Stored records
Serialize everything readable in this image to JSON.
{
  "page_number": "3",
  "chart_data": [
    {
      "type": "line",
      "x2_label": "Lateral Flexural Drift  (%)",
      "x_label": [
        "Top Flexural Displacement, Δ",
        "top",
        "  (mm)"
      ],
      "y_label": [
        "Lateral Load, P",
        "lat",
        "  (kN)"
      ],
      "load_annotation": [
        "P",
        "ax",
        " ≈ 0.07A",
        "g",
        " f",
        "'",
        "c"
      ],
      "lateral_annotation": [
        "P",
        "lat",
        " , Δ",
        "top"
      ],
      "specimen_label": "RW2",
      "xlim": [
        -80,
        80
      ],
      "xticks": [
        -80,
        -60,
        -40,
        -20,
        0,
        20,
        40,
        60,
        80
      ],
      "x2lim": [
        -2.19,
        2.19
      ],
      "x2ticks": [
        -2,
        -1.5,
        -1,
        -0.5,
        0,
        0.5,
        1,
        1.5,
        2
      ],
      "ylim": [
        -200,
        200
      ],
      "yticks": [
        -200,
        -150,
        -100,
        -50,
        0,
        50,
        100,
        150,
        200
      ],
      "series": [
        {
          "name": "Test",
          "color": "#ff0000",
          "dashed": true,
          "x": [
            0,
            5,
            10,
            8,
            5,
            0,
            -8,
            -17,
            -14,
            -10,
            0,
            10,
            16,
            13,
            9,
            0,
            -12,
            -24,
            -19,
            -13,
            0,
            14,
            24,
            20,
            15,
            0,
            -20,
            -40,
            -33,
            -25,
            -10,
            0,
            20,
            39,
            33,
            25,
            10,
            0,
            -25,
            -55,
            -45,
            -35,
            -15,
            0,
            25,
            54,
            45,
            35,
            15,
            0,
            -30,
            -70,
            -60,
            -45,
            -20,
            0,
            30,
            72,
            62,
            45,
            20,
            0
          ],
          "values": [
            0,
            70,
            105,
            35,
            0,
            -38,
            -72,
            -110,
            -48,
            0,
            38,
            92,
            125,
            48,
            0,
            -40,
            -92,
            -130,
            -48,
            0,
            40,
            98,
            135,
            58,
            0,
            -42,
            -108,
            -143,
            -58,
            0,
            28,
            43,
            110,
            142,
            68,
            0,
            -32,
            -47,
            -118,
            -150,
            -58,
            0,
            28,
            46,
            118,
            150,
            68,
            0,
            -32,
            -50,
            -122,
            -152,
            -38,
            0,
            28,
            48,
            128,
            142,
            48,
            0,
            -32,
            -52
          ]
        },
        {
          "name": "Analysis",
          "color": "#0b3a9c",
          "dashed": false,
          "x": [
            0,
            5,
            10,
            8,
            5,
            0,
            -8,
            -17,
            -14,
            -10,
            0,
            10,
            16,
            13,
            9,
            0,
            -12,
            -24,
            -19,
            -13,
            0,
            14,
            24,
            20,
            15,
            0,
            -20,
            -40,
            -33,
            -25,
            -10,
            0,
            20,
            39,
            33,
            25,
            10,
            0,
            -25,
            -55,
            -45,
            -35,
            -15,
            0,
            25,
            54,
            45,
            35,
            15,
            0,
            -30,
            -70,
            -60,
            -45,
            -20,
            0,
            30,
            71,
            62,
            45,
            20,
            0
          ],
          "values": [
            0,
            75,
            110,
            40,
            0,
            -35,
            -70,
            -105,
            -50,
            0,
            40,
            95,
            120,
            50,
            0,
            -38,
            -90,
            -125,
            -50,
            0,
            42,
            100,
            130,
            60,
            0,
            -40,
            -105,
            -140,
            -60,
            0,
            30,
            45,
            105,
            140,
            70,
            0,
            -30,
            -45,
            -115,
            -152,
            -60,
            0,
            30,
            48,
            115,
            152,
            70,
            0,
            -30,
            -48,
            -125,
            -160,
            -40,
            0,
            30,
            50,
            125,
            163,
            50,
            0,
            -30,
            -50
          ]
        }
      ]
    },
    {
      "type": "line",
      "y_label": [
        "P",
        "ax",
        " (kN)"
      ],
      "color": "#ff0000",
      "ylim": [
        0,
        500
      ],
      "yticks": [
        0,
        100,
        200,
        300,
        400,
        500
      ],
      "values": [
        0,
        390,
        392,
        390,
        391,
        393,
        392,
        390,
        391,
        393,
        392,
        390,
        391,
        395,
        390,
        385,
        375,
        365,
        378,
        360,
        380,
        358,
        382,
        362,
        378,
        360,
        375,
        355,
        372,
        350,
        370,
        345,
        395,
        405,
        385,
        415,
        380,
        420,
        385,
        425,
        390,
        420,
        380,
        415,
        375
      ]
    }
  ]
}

## The request:
Check each line above for the word "color" and copy the ones that have it.

## Reply:
          "color": "#ff0000",
          "color": "#0b3a9c",
      "color": "#ff0000",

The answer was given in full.